Start Dataset

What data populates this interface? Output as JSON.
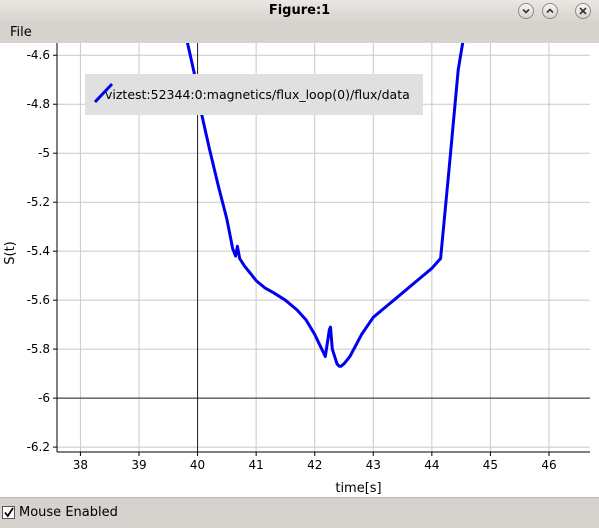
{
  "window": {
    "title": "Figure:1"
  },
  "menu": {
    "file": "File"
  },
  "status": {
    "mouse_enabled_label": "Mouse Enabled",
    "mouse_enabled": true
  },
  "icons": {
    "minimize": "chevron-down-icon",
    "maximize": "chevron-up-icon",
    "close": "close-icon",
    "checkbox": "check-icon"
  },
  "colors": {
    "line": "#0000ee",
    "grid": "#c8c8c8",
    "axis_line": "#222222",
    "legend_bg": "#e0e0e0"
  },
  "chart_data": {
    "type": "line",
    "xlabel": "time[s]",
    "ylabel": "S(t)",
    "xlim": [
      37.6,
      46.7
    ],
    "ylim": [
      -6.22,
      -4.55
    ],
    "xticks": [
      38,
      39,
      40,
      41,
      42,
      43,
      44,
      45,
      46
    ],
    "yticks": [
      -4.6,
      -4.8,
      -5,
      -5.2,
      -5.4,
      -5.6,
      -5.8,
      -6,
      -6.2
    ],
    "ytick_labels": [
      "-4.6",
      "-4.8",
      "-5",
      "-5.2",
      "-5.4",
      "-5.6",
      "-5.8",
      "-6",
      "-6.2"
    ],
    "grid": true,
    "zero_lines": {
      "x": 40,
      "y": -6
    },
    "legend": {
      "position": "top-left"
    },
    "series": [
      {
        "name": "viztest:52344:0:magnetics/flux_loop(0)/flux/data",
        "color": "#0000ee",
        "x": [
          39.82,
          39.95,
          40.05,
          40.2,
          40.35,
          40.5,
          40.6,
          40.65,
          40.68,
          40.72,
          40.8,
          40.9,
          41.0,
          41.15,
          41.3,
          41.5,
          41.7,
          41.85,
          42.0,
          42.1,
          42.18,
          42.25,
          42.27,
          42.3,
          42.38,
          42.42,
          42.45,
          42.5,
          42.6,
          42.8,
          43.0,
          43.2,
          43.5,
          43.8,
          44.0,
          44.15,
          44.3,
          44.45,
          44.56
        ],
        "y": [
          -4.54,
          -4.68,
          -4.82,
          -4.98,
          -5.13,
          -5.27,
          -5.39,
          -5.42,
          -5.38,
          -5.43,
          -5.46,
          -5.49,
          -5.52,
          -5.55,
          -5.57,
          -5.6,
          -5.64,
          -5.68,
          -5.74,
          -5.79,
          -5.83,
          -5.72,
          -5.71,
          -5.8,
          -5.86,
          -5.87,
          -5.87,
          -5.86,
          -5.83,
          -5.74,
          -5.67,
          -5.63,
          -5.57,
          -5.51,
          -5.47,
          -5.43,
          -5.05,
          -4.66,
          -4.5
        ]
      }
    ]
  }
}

End Dataset

Transcribe the listing above verbatim. Omit the pictures.

→ Answer for this exercise
What data populates this interface? Output as JSON.
{
  "window": {
    "title": "Figure:1"
  },
  "menu": {
    "file": "File"
  },
  "status": {
    "mouse_enabled_label": "Mouse Enabled",
    "mouse_enabled": true
  },
  "icons": {
    "minimize": "chevron-down-icon",
    "maximize": "chevron-up-icon",
    "close": "close-icon",
    "checkbox": "check-icon"
  },
  "colors": {
    "line": "#0000ee",
    "grid": "#c8c8c8",
    "axis_line": "#222222",
    "legend_bg": "#e0e0e0"
  },
  "chart_data": {
    "type": "line",
    "xlabel": "time[s]",
    "ylabel": "S(t)",
    "xlim": [
      37.6,
      46.7
    ],
    "ylim": [
      -6.22,
      -4.55
    ],
    "xticks": [
      38,
      39,
      40,
      41,
      42,
      43,
      44,
      45,
      46
    ],
    "yticks": [
      -4.6,
      -4.8,
      -5,
      -5.2,
      -5.4,
      -5.6,
      -5.8,
      -6,
      -6.2
    ],
    "ytick_labels": [
      "-4.6",
      "-4.8",
      "-5",
      "-5.2",
      "-5.4",
      "-5.6",
      "-5.8",
      "-6",
      "-6.2"
    ],
    "grid": true,
    "zero_lines": {
      "x": 40,
      "y": -6
    },
    "legend": {
      "position": "top-left"
    },
    "series": [
      {
        "name": "viztest:52344:0:magnetics/flux_loop(0)/flux/data",
        "color": "#0000ee",
        "x": [
          39.82,
          39.95,
          40.05,
          40.2,
          40.35,
          40.5,
          40.6,
          40.65,
          40.68,
          40.72,
          40.8,
          40.9,
          41.0,
          41.15,
          41.3,
          41.5,
          41.7,
          41.85,
          42.0,
          42.1,
          42.18,
          42.25,
          42.27,
          42.3,
          42.38,
          42.42,
          42.45,
          42.5,
          42.6,
          42.8,
          43.0,
          43.2,
          43.5,
          43.8,
          44.0,
          44.15,
          44.3,
          44.45,
          44.56
        ],
        "y": [
          -4.54,
          -4.68,
          -4.82,
          -4.98,
          -5.13,
          -5.27,
          -5.39,
          -5.42,
          -5.38,
          -5.43,
          -5.46,
          -5.49,
          -5.52,
          -5.55,
          -5.57,
          -5.6,
          -5.64,
          -5.68,
          -5.74,
          -5.79,
          -5.83,
          -5.72,
          -5.71,
          -5.8,
          -5.86,
          -5.87,
          -5.87,
          -5.86,
          -5.83,
          -5.74,
          -5.67,
          -5.63,
          -5.57,
          -5.51,
          -5.47,
          -5.43,
          -5.05,
          -4.66,
          -4.5
        ]
      }
    ]
  }
}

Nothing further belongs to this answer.